Records:
---+---

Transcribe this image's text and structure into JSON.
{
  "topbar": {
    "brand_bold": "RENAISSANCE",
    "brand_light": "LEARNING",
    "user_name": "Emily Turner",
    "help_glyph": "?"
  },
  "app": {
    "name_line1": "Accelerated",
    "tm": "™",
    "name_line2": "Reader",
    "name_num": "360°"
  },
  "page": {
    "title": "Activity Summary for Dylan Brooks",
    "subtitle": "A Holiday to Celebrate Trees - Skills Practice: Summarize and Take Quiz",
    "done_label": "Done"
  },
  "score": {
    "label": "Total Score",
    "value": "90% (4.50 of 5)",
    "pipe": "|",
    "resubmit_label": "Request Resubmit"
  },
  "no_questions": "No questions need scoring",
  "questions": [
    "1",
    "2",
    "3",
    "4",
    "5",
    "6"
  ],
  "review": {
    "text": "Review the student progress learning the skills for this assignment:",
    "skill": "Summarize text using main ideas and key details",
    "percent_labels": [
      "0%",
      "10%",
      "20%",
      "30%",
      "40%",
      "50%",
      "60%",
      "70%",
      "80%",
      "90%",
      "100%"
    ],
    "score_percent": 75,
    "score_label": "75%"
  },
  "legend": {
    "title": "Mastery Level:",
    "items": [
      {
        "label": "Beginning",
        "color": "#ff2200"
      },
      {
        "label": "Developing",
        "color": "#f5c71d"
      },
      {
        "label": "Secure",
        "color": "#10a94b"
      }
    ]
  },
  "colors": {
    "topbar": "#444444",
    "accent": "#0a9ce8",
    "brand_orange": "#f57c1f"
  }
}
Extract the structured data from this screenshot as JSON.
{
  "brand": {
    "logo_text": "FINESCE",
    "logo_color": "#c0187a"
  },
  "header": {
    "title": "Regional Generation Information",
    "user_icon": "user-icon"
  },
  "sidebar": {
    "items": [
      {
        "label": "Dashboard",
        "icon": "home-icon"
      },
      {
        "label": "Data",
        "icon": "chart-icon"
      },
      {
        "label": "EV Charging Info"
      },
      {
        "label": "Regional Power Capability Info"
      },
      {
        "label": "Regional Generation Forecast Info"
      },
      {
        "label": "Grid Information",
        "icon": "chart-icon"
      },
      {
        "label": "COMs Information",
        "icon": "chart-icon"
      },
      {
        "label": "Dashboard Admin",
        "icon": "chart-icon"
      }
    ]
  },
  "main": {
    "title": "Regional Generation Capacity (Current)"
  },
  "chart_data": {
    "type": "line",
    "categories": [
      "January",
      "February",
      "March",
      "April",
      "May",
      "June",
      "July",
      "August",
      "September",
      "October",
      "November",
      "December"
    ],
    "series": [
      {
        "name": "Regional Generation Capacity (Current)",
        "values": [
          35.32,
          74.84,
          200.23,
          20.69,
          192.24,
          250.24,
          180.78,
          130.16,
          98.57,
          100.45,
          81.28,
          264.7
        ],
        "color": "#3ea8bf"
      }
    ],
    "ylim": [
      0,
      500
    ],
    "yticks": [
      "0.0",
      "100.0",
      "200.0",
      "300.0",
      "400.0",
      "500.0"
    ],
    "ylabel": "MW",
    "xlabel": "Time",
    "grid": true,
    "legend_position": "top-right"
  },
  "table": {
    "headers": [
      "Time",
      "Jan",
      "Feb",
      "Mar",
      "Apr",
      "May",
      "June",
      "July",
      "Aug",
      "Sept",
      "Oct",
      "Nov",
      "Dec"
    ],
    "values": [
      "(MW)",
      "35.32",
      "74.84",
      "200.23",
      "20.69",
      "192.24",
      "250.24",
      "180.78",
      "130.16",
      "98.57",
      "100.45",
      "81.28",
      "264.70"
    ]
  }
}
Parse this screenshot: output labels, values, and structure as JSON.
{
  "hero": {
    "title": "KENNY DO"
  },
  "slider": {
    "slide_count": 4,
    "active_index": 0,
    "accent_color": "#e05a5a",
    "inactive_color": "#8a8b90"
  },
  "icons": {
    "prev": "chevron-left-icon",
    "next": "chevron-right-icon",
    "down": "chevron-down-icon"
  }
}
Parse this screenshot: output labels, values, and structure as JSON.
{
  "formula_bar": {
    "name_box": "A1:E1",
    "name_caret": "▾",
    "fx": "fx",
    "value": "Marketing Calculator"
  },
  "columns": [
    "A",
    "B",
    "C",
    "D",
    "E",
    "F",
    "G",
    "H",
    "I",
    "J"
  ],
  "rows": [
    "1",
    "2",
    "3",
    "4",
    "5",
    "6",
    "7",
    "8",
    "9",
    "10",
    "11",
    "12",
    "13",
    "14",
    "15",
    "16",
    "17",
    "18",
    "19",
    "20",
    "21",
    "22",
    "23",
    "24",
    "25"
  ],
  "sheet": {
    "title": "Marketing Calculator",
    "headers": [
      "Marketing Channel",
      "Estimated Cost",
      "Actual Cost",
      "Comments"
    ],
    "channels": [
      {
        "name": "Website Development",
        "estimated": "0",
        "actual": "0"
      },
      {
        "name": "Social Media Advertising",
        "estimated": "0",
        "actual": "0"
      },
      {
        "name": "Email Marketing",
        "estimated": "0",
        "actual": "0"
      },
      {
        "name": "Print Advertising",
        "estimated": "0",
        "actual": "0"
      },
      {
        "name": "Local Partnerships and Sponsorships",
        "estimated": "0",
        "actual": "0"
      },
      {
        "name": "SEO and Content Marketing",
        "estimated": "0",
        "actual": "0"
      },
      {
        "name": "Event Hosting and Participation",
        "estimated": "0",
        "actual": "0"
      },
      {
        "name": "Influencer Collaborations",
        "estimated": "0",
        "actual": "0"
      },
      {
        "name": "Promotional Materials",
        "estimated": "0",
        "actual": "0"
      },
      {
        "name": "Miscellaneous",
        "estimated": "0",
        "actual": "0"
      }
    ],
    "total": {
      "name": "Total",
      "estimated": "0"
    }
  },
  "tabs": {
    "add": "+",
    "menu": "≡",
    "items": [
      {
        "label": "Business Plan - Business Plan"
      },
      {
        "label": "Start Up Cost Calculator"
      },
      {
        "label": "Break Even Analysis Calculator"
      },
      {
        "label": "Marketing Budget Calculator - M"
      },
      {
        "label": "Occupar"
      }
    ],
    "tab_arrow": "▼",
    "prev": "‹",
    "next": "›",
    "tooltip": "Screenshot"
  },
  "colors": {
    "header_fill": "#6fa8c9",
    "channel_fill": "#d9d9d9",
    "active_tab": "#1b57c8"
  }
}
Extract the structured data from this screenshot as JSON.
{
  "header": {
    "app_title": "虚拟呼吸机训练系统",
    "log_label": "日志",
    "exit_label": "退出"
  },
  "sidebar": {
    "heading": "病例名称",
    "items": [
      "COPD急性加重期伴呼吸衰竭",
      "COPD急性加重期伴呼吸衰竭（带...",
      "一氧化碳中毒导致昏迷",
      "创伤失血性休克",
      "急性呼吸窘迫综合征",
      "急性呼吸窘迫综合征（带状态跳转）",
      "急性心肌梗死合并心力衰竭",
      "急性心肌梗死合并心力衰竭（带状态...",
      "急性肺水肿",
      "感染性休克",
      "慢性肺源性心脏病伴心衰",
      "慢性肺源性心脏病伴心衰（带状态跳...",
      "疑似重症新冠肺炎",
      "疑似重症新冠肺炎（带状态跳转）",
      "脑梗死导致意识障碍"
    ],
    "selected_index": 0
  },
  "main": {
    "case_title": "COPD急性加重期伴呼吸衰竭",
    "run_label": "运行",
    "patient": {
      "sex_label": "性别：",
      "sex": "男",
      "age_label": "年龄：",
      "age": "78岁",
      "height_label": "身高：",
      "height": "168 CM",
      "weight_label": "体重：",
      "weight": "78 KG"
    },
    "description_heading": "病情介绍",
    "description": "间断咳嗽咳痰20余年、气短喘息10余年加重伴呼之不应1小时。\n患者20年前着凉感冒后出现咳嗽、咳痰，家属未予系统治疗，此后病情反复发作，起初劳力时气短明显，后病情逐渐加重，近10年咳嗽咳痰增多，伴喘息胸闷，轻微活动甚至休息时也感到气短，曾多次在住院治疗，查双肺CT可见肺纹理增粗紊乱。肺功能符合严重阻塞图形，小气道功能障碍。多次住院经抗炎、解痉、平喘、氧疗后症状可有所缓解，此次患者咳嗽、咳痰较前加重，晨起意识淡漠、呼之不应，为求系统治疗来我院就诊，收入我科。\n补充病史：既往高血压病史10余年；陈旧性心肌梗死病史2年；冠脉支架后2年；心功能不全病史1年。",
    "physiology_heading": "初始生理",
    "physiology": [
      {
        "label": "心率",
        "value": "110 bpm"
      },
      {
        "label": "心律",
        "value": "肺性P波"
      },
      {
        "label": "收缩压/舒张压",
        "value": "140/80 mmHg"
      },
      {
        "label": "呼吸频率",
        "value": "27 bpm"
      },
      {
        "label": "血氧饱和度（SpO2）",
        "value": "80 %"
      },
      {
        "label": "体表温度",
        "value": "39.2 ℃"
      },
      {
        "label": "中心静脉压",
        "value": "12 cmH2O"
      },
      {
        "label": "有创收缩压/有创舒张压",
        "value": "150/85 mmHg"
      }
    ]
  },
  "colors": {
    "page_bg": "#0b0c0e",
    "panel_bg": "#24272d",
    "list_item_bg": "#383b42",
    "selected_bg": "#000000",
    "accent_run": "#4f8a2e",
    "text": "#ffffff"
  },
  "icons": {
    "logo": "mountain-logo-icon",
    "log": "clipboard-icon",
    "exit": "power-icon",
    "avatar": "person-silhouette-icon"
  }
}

---+---

:: Your goal ::
In the records above, find the lines containing "Generation" and copy them.

:: Result ::
    "title": "Regional Generation Information",
        "label": "Regional Generation Forecast Info"
    "title": "Regional Generation Capacity (Current)"
        "name": "Regional Generation Capacity (Current)",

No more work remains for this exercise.